━━━ Records for this exercise

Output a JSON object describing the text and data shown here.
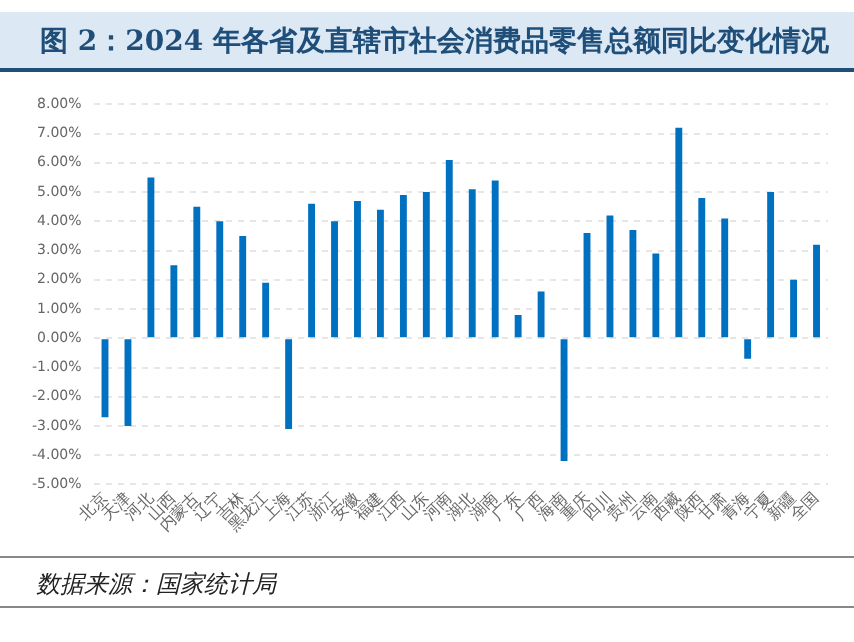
{
  "chart_data": {
    "type": "bar",
    "title": "图 2：2024 年各省及直辖市社会消费品零售总额同比变化情况",
    "categories": [
      "北京",
      "天津",
      "河北",
      "山西",
      "内蒙古",
      "辽宁",
      "吉林",
      "黑龙江",
      "上海",
      "江苏",
      "浙江",
      "安徽",
      "福建",
      "江西",
      "山东",
      "河南",
      "湖北",
      "湖南",
      "广东",
      "广西",
      "海南",
      "重庆",
      "四川",
      "贵州",
      "云南",
      "西藏",
      "陕西",
      "甘肃",
      "青海",
      "宁夏",
      "新疆",
      "全国"
    ],
    "values": [
      -2.7,
      -3.0,
      5.5,
      2.5,
      4.5,
      4.0,
      3.5,
      1.9,
      -3.1,
      4.6,
      4.0,
      4.7,
      4.4,
      4.9,
      5.0,
      6.1,
      5.1,
      5.4,
      0.8,
      1.6,
      -4.2,
      3.6,
      4.2,
      3.7,
      2.9,
      7.2,
      4.8,
      4.1,
      -0.7,
      5.0,
      2.0,
      3.2
    ],
    "color": "#0070c0",
    "ylim": [
      -5,
      8
    ],
    "yticks": [
      {
        "value": -5,
        "label": "-5.00%"
      },
      {
        "value": -4,
        "label": "-4.00%"
      },
      {
        "value": -3,
        "label": "-3.00%"
      },
      {
        "value": -2,
        "label": "-2.00%"
      },
      {
        "value": -1,
        "label": "-1.00%"
      },
      {
        "value": 0,
        "label": "0.00%"
      },
      {
        "value": 1,
        "label": "1.00%"
      },
      {
        "value": 2,
        "label": "2.00%"
      },
      {
        "value": 3,
        "label": "3.00%"
      },
      {
        "value": 4,
        "label": "4.00%"
      },
      {
        "value": 5,
        "label": "5.00%"
      },
      {
        "value": 6,
        "label": "6.00%"
      },
      {
        "value": 7,
        "label": "7.00%"
      },
      {
        "value": 8,
        "label": "8.00%"
      }
    ],
    "grid": "y",
    "annotations": [
      "数据来源：国家统计局"
    ]
  }
}
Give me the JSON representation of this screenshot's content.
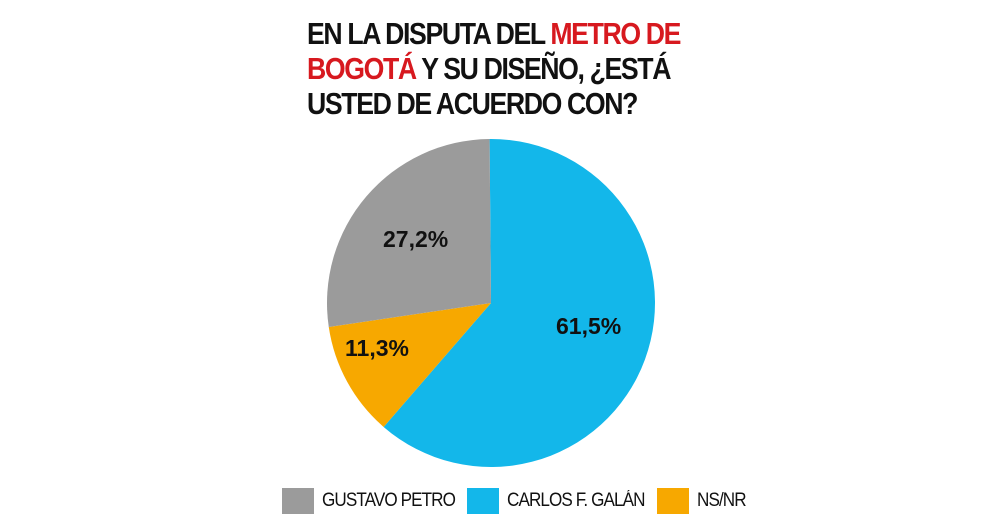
{
  "title": {
    "line1_black": "EN LA DISPUTA DEL ",
    "line1_red": "METRO DE",
    "line2_red": "BOGOTÁ",
    "line2_black": " Y SU DISEÑO, ¿ESTÁ",
    "line3_black": "USTED DE ACUERDO CON?"
  },
  "colors": {
    "accent_red": "#d7191f",
    "gray": "#9b9b9b",
    "blue": "#13b7ea",
    "orange": "#f7a800"
  },
  "slices": [
    {
      "label": "61,5%",
      "name": "CARLOS F. GALÁN",
      "value": 61.5,
      "color": "#13b7ea"
    },
    {
      "label": "11,3%",
      "name": "NS/NR",
      "value": 11.3,
      "color": "#f7a800"
    },
    {
      "label": "27,2%",
      "name": "GUSTAVO PETRO",
      "value": 27.2,
      "color": "#9b9b9b"
    }
  ],
  "legend": [
    {
      "label": "GUSTAVO PETRO",
      "color": "#9b9b9b"
    },
    {
      "label": "CARLOS F. GALÁN",
      "color": "#13b7ea"
    },
    {
      "label": "NS/NR",
      "color": "#f7a800"
    }
  ],
  "chart_data": {
    "type": "pie",
    "title": "EN LA DISPUTA DEL METRO DE BOGOTÁ Y SU DISEÑO, ¿ESTÁ USTED DE ACUERDO CON?",
    "categories": [
      "CARLOS F. GALÁN",
      "NS/NR",
      "GUSTAVO PETRO"
    ],
    "values": [
      61.5,
      11.3,
      27.2
    ],
    "data_labels": [
      "61,5%",
      "11,3%",
      "27,2%"
    ],
    "colors": [
      "#13b7ea",
      "#f7a800",
      "#9b9b9b"
    ],
    "legend_position": "bottom",
    "legend_order": [
      "GUSTAVO PETRO",
      "CARLOS F. GALÁN",
      "NS/NR"
    ]
  }
}
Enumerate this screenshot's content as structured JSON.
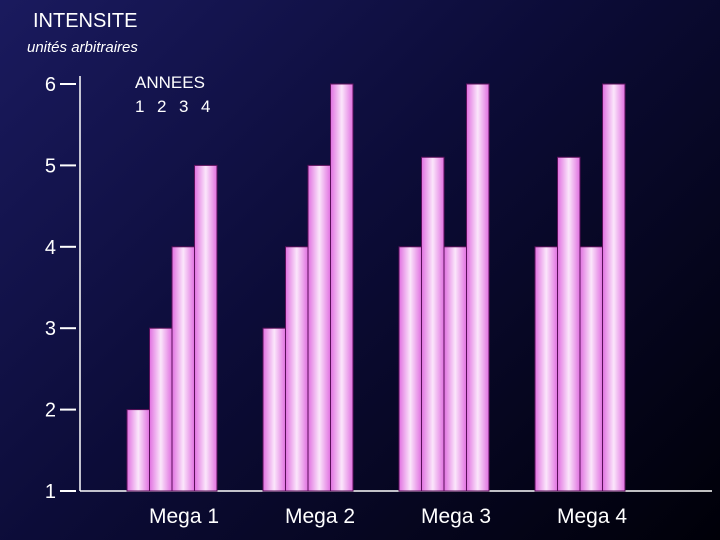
{
  "chart_data": {
    "type": "bar",
    "ylabel": "INTENSITE",
    "yunit": "unités arbitraires",
    "ylim": [
      1,
      6
    ],
    "yticks": [
      1,
      2,
      3,
      4,
      5,
      6
    ],
    "legend_title": "ANNEES",
    "legend_labels": [
      "1",
      "2",
      "3",
      "4"
    ],
    "legend_placement": "top-left",
    "categories": [
      "Mega 1",
      "Mega 2",
      "Mega 3",
      "Mega 4"
    ],
    "series": [
      {
        "name": "1",
        "values": [
          2,
          3,
          4,
          4
        ]
      },
      {
        "name": "2",
        "values": [
          3,
          4,
          5.1,
          5.1
        ]
      },
      {
        "name": "3",
        "values": [
          4,
          5,
          4,
          4
        ]
      },
      {
        "name": "4",
        "values": [
          5,
          6,
          6,
          6
        ]
      }
    ],
    "grid": false,
    "colors": {
      "bar_edge": "#f080f0",
      "bar_center": "#fbe6fb",
      "bar_outline": "#5a105a",
      "axis": "#ffffff"
    }
  }
}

━━━━━━

**Task goal:** Determine how many lines of the data contain "DISPUTA" and give nothing but that number.

**Complete answer:** 2